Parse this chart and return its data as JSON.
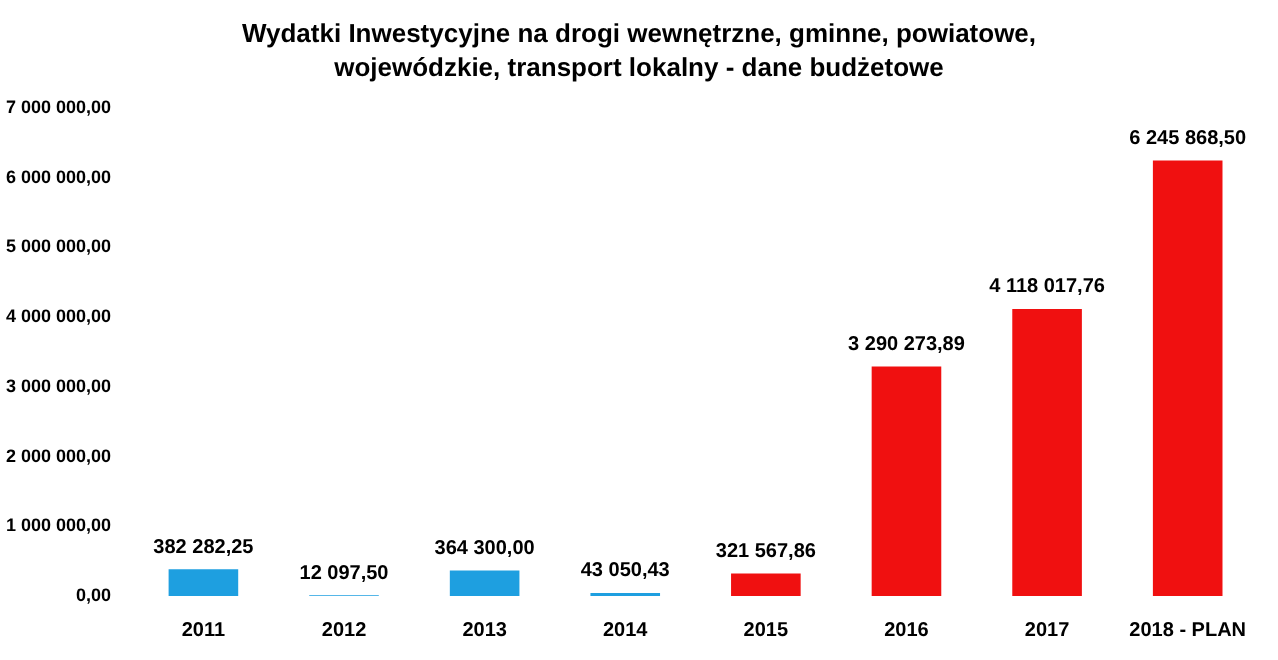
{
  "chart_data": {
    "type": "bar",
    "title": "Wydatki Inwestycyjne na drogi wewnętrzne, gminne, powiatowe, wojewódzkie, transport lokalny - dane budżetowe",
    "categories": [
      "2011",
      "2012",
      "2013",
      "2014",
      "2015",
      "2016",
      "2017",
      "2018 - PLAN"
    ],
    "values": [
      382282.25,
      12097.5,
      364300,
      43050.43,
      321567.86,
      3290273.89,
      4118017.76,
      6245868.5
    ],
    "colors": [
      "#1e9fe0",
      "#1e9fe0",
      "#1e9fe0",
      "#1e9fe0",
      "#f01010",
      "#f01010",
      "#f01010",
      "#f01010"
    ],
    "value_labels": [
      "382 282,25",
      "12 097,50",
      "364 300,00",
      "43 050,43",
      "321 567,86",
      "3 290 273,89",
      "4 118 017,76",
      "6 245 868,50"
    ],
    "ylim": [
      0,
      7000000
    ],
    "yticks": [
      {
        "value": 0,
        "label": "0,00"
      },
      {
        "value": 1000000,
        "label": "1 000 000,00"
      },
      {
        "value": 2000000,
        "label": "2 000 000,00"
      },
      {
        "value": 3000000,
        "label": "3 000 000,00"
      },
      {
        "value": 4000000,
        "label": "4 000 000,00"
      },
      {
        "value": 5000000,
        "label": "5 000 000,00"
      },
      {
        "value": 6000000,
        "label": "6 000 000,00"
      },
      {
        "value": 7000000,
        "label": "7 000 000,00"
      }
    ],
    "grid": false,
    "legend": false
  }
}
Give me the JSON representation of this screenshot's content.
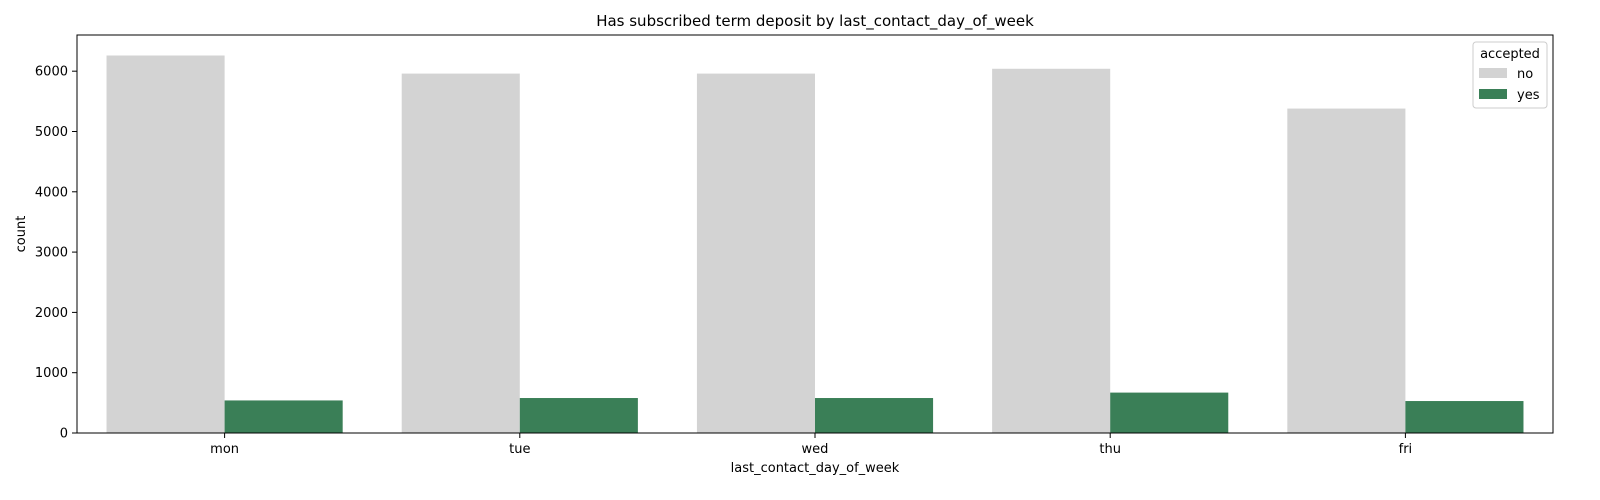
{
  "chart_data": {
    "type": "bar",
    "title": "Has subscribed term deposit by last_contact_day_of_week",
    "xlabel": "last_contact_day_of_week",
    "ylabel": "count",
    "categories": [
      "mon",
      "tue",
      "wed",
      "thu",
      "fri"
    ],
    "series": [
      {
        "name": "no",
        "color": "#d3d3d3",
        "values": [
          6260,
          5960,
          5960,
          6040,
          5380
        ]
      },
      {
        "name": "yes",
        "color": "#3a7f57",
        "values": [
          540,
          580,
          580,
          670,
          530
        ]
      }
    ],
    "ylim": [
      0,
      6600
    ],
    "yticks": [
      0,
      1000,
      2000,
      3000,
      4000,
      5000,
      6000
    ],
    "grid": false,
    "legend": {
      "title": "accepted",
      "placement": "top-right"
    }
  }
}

----------------------------------------

Extract every line of the data exactly; pictures stay out.

Parse this chart and return its data as JSON.
{
  "chart_data": {
    "type": "bar",
    "title": "Wydatki Inwestycyjne na drogi wewnętrzne, gminne, powiatowe, wojewódzkie, transport lokalny - dane budżetowe",
    "categories": [
      "2011",
      "2012",
      "2013",
      "2014",
      "2015",
      "2016",
      "2017",
      "2018 - PLAN"
    ],
    "values": [
      382282.25,
      12097.5,
      364300,
      43050.43,
      321567.86,
      3290273.89,
      4118017.76,
      6245868.5
    ],
    "colors": [
      "#1e9fe0",
      "#1e9fe0",
      "#1e9fe0",
      "#1e9fe0",
      "#f01010",
      "#f01010",
      "#f01010",
      "#f01010"
    ],
    "value_labels": [
      "382 282,25",
      "12 097,50",
      "364 300,00",
      "43 050,43",
      "321 567,86",
      "3 290 273,89",
      "4 118 017,76",
      "6 245 868,50"
    ],
    "ylim": [
      0,
      7000000
    ],
    "yticks": [
      {
        "value": 0,
        "label": "0,00"
      },
      {
        "value": 1000000,
        "label": "1 000 000,00"
      },
      {
        "value": 2000000,
        "label": "2 000 000,00"
      },
      {
        "value": 3000000,
        "label": "3 000 000,00"
      },
      {
        "value": 4000000,
        "label": "4 000 000,00"
      },
      {
        "value": 5000000,
        "label": "5 000 000,00"
      },
      {
        "value": 6000000,
        "label": "6 000 000,00"
      },
      {
        "value": 7000000,
        "label": "7 000 000,00"
      }
    ],
    "grid": false,
    "legend": false
  }
}
Give me the JSON representation of this screenshot's content.
{
  "chart_data": {
    "type": "bar",
    "title": "Has subscribed term deposit by last_contact_day_of_week",
    "xlabel": "last_contact_day_of_week",
    "ylabel": "count",
    "categories": [
      "mon",
      "tue",
      "wed",
      "thu",
      "fri"
    ],
    "series": [
      {
        "name": "no",
        "color": "#d3d3d3",
        "values": [
          6260,
          5960,
          5960,
          6040,
          5380
        ]
      },
      {
        "name": "yes",
        "color": "#3a7f57",
        "values": [
          540,
          580,
          580,
          670,
          530
        ]
      }
    ],
    "ylim": [
      0,
      6600
    ],
    "yticks": [
      0,
      1000,
      2000,
      3000,
      4000,
      5000,
      6000
    ],
    "grid": false,
    "legend": {
      "title": "accepted",
      "placement": "top-right"
    }
  }
}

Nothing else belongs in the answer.